INPUT FOR THIS TASK:
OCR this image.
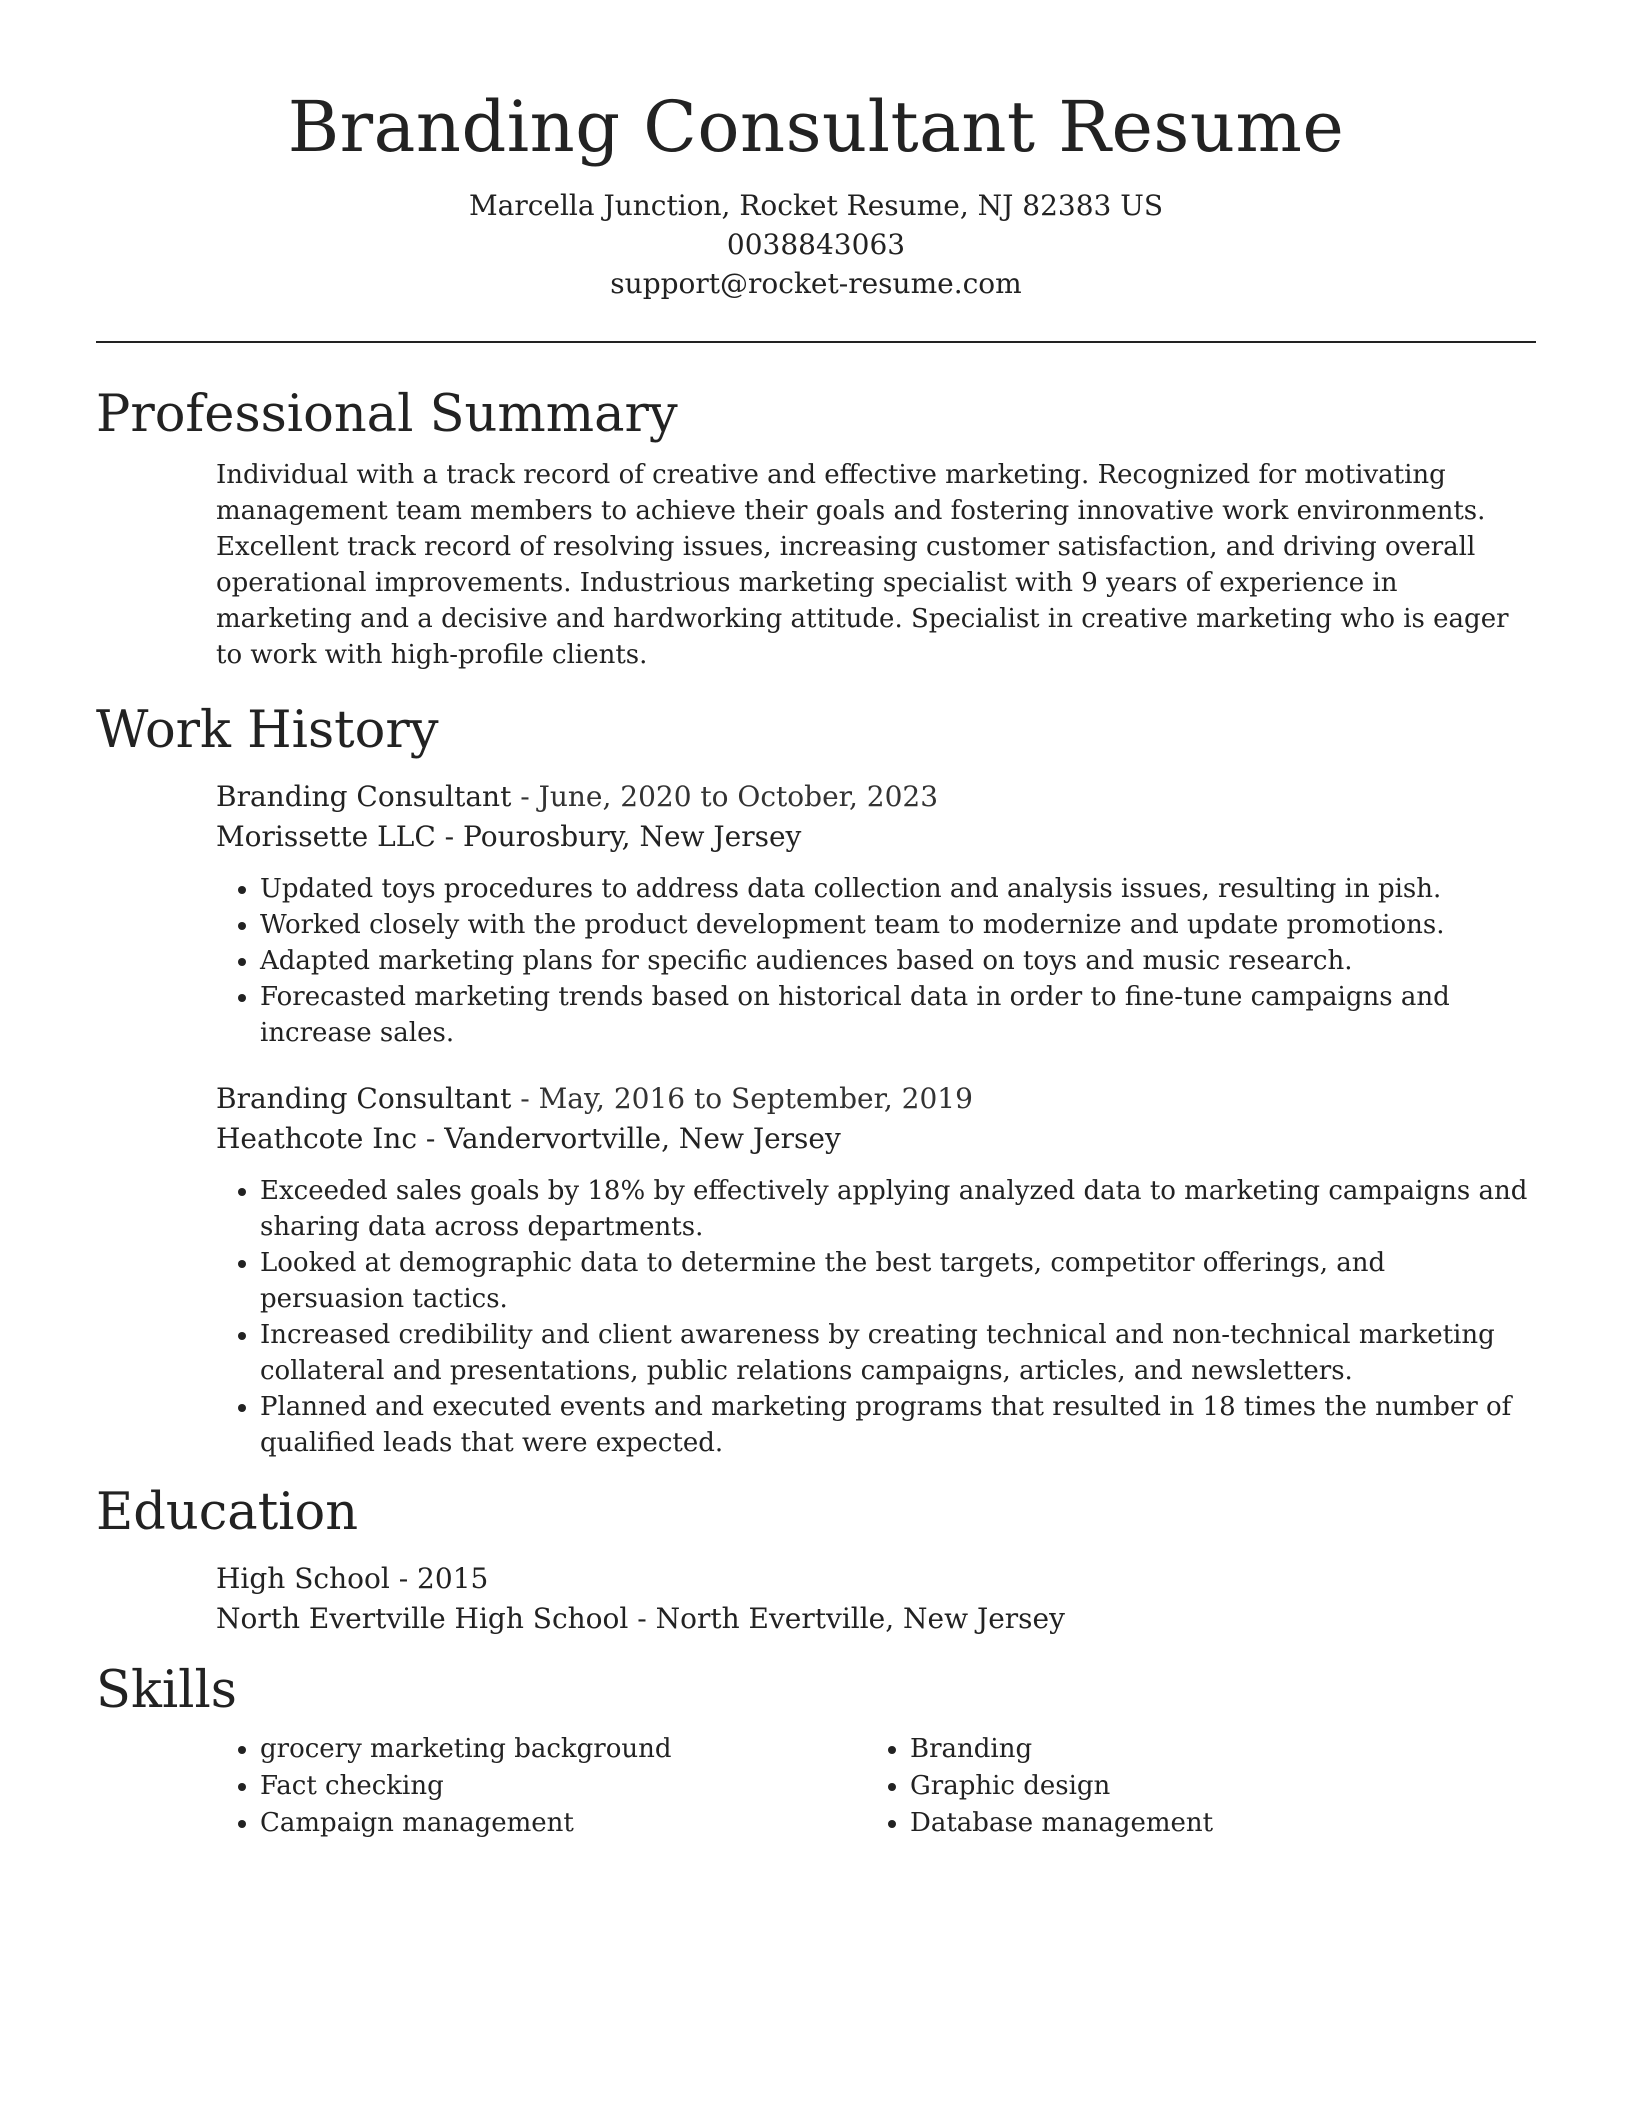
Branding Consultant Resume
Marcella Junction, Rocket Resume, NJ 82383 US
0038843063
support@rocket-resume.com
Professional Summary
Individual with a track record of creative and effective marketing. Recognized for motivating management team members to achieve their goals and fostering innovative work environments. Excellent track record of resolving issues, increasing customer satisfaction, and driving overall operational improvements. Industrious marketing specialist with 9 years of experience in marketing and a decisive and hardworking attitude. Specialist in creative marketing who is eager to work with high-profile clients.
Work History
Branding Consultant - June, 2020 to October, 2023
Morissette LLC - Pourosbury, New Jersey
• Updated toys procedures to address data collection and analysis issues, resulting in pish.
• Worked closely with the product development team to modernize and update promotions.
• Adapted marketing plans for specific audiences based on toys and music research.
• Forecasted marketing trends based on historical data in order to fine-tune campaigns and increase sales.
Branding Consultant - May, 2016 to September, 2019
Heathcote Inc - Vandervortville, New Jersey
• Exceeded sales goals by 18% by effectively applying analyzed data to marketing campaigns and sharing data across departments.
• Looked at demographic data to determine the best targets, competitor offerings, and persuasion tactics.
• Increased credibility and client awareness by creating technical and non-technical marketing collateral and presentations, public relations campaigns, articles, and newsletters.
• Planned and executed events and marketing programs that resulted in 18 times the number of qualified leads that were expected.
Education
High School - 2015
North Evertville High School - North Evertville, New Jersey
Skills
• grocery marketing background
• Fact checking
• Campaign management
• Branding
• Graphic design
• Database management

THE TASK:
Transcribe the records verbatim and omit the images.

WRITTEN RESPONSE:
OCR this image.
Branding Consultant Resume
Marcella Junction, Rocket Resume, NJ 82383 US
0038843063
support@rocket-resume.com
Professional Summary
Individual with a track record of creative and effective marketing. Recognized for motivating management team members to achieve their goals and fostering innovative work environments. Excellent track record of resolving issues, increasing customer satisfaction, and driving overall operational improvements. Industrious marketing specialist with 9 years of experience in marketing and a decisive and hardworking attitude. Specialist in creative marketing who is eager to work with high-profile clients.
Work History
Branding Consultant - June, 2020 to October, 2023
Morissette LLC - Pourosbury, New Jersey
• Updated toys procedures to address data collection and analysis issues, resulting in pish.
• Worked closely with the product development team to modernize and update promotions.
• Adapted marketing plans for specific audiences based on toys and music research.
• Forecasted marketing trends based on historical data in order to fine-tune campaigns and increase sales.
Branding Consultant - May, 2016 to September, 2019
Heathcote Inc - Vandervortville, New Jersey
• Exceeded sales goals by 18% by effectively applying analyzed data to marketing campaigns and sharing data across departments.
• Looked at demographic data to determine the best targets, competitor offerings, and persuasion tactics.
• Increased credibility and client awareness by creating technical and non-technical marketing collateral and presentations, public relations campaigns, articles, and newsletters.
• Planned and executed events and marketing programs that resulted in 18 times the number of qualified leads that were expected.
Education
High School - 2015
North Evertville High School - North Evertville, New Jersey
Skills
• grocery marketing background
• Fact checking
• Campaign management
• Branding
• Graphic design
• Database management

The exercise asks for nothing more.